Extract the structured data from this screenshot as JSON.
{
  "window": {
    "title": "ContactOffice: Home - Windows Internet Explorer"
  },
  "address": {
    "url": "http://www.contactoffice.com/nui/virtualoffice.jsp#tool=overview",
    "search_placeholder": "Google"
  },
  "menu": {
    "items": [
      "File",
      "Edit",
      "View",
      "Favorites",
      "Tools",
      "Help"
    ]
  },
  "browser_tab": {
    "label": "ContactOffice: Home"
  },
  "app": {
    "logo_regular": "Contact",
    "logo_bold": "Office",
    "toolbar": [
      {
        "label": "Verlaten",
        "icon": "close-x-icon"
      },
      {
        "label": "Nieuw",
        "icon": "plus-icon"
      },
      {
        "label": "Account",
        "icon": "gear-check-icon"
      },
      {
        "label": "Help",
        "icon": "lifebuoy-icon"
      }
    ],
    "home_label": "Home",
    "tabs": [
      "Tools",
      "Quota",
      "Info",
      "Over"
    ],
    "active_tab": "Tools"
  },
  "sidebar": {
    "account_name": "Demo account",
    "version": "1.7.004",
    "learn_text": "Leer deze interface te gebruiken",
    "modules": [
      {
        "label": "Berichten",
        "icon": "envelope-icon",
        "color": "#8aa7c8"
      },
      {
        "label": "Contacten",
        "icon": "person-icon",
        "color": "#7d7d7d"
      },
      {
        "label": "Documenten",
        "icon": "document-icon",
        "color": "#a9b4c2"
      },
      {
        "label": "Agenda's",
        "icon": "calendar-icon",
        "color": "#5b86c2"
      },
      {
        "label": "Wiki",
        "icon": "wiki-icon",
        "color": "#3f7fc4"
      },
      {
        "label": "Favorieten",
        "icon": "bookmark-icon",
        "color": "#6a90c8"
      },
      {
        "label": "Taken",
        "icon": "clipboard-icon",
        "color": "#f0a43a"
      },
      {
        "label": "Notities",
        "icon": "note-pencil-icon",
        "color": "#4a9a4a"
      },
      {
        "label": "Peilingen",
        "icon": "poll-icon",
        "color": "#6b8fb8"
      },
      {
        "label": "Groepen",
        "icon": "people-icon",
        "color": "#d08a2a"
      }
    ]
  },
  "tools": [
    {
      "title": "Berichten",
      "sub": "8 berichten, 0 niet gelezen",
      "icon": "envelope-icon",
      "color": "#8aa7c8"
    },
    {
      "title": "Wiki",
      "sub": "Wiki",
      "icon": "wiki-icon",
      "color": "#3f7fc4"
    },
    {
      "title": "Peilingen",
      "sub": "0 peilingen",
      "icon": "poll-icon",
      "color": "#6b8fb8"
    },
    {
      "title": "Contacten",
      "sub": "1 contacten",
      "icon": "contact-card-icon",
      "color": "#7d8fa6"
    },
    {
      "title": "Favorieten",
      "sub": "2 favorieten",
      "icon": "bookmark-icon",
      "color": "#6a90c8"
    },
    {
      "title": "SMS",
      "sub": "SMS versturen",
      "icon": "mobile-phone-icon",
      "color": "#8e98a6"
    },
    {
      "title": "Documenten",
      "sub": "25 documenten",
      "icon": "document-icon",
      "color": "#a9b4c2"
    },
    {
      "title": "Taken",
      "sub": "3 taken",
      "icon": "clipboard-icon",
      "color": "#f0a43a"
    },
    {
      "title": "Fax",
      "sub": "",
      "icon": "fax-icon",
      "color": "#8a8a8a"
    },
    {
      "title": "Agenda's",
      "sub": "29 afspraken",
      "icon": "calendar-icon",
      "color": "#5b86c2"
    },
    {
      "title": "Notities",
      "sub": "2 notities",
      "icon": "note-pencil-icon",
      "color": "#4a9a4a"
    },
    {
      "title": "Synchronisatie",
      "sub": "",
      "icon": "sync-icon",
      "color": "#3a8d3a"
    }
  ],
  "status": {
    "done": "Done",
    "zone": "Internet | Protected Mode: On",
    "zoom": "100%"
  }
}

- - - - - - -

## TASK TO COMPLETE
Lines holding the word "clipboard" in the entries above are the ones to pull out. Copy them all.

## COMPLETE RESPONSE
        "icon": "clipboard-icon",
      "icon": "clipboard-icon",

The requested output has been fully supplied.